[Raw records]
::::
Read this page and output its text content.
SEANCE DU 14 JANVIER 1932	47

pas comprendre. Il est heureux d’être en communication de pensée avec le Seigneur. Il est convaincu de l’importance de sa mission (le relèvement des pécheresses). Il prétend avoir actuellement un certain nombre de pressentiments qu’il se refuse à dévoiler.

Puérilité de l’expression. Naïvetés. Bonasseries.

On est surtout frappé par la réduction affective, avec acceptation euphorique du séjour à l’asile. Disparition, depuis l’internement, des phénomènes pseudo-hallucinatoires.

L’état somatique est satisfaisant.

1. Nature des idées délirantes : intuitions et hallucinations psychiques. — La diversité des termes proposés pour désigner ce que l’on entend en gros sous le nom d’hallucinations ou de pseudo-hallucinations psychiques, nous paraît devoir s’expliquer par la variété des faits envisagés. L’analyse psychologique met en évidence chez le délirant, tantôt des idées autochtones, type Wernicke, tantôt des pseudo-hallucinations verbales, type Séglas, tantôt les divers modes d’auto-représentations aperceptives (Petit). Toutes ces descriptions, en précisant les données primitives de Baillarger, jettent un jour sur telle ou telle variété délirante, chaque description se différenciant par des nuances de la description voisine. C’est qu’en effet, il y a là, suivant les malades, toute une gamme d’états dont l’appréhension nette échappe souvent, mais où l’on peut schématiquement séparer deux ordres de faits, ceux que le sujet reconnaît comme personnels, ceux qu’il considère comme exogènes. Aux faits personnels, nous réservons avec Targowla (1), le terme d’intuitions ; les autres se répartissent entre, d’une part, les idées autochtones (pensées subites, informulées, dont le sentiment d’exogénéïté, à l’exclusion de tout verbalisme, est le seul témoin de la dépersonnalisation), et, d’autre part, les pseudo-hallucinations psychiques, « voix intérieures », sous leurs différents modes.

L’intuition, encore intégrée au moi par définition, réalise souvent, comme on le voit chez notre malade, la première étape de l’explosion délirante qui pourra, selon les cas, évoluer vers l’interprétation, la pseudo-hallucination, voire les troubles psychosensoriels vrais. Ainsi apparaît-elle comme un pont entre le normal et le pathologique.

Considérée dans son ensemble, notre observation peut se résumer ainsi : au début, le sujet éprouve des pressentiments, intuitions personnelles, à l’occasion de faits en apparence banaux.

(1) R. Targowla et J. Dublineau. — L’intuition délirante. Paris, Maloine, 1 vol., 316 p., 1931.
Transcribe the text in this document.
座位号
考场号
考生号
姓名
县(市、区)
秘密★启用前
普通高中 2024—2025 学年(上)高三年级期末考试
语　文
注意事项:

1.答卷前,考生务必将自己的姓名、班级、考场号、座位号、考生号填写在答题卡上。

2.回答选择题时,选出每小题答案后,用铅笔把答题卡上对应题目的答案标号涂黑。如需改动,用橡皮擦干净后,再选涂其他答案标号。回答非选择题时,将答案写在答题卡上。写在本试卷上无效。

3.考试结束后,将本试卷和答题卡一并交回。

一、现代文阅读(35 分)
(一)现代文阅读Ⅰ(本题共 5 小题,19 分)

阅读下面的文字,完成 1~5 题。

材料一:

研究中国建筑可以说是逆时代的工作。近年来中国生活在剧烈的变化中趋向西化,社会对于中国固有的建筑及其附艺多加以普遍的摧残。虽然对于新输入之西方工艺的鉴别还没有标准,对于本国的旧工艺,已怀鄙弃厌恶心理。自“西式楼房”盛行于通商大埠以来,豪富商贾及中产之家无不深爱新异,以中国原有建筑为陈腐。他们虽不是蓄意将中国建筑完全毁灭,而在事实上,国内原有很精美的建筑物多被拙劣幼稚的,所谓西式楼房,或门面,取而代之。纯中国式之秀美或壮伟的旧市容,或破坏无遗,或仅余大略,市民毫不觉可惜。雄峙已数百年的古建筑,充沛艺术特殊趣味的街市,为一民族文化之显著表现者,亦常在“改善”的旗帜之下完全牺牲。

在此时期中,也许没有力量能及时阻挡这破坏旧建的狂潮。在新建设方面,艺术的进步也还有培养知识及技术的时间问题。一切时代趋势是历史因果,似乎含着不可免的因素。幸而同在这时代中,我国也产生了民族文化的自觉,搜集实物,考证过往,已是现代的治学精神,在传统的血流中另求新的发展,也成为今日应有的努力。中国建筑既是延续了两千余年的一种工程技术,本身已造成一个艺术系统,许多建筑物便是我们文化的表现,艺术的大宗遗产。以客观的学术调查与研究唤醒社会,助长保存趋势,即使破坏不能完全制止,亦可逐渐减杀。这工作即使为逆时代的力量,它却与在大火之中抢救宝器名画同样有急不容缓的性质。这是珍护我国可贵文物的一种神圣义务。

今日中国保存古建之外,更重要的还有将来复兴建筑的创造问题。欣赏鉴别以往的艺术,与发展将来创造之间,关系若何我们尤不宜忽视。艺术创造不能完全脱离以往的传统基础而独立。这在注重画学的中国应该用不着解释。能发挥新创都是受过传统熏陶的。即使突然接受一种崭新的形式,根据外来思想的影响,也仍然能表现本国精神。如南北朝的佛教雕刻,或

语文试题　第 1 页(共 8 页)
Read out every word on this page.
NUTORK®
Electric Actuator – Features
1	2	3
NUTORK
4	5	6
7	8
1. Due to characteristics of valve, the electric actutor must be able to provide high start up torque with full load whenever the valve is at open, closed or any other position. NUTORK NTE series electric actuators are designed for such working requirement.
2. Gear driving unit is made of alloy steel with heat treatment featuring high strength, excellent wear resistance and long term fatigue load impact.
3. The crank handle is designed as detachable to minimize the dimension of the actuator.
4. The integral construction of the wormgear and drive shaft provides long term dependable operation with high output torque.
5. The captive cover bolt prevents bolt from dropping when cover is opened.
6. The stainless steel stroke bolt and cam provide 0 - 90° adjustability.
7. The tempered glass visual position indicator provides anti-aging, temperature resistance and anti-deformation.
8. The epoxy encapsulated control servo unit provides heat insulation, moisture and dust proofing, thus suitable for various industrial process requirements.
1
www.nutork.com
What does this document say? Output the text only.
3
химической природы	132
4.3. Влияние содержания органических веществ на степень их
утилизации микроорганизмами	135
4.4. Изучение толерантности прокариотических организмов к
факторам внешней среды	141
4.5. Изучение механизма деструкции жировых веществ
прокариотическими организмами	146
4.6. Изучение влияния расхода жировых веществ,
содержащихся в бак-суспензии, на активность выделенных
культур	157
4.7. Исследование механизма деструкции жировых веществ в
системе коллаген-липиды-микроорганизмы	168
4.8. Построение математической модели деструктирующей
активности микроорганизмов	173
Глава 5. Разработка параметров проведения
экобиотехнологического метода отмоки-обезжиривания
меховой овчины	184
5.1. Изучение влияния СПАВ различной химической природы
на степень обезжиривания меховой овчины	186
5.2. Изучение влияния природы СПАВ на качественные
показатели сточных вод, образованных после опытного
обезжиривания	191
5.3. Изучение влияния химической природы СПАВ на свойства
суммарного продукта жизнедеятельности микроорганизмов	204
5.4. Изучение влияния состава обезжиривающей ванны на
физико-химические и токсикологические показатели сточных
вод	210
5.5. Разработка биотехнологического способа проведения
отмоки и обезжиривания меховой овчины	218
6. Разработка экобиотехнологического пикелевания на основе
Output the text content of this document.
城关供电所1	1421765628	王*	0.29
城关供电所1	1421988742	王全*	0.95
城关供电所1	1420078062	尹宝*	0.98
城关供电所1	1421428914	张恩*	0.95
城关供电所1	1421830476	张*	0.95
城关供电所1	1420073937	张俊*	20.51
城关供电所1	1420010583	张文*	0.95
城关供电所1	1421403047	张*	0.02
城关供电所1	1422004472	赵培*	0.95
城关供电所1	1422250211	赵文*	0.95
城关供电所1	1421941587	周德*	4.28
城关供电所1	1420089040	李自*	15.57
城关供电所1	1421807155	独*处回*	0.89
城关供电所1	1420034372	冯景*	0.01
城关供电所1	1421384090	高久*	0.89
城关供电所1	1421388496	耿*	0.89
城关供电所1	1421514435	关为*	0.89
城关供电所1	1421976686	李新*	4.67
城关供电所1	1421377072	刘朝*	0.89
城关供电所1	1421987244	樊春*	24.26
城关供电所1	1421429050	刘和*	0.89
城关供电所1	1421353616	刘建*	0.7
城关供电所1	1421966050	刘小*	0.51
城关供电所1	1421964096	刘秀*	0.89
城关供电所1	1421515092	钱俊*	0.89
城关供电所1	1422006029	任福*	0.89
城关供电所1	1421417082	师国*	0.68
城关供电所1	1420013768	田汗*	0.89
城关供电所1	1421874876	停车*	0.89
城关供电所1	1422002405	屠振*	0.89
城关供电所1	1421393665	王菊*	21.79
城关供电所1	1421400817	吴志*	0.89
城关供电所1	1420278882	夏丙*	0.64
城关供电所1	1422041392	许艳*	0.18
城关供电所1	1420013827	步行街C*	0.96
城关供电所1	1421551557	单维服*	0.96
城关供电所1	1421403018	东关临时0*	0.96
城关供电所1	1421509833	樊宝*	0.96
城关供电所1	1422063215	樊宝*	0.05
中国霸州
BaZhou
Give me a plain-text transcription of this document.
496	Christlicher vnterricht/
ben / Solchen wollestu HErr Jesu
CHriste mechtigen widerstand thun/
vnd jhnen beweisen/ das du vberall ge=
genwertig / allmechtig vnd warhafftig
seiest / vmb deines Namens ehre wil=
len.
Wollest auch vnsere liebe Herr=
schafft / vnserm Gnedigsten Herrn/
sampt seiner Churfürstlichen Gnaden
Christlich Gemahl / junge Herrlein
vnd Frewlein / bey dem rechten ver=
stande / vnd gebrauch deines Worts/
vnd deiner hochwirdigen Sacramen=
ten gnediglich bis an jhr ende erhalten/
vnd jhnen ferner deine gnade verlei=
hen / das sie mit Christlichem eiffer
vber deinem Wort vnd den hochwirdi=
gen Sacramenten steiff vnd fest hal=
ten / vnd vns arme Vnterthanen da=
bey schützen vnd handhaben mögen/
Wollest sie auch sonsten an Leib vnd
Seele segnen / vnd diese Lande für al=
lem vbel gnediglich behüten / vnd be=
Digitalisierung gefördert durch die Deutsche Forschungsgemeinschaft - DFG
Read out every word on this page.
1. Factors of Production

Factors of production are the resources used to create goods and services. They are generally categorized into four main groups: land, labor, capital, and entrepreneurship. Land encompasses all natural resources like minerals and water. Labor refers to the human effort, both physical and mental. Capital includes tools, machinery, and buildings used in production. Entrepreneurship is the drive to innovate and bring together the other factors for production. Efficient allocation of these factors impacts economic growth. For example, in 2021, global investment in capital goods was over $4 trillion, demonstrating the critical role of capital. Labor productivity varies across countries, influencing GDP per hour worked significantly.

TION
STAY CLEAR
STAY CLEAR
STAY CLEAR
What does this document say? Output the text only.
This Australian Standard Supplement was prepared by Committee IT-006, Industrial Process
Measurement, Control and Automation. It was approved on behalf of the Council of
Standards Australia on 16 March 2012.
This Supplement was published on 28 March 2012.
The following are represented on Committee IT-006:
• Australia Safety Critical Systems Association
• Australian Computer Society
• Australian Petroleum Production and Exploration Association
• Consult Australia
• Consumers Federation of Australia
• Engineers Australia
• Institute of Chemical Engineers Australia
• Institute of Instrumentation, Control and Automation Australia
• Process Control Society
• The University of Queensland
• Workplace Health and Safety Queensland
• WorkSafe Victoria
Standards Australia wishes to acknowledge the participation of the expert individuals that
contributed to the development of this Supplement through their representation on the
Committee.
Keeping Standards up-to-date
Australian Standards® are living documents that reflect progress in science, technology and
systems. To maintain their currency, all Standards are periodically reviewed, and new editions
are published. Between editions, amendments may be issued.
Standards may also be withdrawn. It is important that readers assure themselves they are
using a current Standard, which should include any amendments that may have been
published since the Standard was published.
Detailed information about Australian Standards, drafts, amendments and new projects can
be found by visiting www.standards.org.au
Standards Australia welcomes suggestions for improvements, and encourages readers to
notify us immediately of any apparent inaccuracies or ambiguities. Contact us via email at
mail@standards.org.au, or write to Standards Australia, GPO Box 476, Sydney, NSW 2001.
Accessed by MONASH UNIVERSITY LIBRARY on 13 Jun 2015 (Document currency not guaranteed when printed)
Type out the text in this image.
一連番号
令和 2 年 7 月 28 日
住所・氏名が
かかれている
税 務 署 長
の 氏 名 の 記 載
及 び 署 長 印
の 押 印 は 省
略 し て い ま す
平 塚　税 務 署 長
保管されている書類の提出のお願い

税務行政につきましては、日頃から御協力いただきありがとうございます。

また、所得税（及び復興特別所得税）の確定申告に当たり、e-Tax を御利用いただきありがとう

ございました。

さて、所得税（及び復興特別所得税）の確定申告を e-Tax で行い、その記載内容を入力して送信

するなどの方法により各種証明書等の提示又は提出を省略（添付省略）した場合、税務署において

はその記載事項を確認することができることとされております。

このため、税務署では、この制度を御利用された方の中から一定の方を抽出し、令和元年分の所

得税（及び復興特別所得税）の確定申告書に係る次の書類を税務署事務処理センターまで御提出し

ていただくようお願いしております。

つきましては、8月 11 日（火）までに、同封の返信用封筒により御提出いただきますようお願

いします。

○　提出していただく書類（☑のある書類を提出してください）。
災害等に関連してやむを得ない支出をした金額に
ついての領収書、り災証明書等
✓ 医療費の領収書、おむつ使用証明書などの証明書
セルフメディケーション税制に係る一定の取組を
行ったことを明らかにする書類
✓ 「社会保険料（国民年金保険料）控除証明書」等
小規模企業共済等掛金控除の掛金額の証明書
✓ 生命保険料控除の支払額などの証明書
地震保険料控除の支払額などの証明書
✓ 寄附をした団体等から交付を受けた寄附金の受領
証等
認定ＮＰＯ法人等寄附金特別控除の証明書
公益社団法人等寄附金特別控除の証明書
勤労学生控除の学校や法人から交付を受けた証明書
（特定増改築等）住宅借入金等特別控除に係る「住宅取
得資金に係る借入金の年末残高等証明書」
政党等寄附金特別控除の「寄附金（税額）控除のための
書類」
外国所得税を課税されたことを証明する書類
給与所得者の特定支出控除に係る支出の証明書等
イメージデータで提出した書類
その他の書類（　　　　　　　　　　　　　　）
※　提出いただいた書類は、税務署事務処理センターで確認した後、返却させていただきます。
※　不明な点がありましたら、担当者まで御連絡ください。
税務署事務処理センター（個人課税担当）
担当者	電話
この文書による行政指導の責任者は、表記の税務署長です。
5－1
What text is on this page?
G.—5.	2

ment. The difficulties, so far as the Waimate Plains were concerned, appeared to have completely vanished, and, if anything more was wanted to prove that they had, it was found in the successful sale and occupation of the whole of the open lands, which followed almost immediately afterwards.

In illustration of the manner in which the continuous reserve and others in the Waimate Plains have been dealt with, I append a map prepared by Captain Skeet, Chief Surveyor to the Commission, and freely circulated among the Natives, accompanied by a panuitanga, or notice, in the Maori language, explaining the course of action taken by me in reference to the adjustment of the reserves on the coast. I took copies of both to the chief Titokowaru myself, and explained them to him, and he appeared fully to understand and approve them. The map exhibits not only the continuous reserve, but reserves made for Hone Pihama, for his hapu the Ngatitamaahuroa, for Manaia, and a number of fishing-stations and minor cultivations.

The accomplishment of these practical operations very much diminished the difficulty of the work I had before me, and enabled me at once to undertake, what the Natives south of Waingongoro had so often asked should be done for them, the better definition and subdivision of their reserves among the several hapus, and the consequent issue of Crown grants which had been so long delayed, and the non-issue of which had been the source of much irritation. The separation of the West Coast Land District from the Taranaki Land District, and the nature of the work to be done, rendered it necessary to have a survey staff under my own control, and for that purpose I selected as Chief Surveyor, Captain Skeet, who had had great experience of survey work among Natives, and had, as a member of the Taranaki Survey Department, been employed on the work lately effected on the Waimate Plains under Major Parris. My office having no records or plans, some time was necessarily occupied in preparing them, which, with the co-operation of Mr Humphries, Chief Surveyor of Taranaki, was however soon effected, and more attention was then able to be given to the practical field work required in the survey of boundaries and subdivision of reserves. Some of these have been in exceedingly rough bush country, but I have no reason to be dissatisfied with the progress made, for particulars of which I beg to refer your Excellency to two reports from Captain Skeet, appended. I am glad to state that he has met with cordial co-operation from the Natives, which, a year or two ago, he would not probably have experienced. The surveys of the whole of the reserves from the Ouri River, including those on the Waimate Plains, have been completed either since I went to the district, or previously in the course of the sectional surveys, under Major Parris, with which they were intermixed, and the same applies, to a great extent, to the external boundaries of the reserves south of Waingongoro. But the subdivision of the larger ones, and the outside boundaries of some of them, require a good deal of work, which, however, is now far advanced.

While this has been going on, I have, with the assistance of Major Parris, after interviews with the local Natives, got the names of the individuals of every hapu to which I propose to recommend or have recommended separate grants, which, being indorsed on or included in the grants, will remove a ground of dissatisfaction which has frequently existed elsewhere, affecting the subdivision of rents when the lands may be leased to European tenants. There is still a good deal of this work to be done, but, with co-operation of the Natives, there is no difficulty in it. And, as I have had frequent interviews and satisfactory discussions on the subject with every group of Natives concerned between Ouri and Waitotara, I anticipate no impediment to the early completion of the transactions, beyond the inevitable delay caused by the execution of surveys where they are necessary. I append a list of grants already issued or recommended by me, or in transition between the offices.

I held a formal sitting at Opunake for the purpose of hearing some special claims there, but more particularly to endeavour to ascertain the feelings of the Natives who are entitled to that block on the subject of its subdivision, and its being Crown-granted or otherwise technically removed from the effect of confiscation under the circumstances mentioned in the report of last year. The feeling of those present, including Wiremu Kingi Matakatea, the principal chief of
::::
- Exercise aim
Copy all lines from the material that hold "Supplement".

- Answer to the exercise
This Australian Standard Supplement was prepared by Committee IT-006, Industrial Process
This Supplement was published on 28 March 2012.
contributed to the development of this Supplement through their representation on the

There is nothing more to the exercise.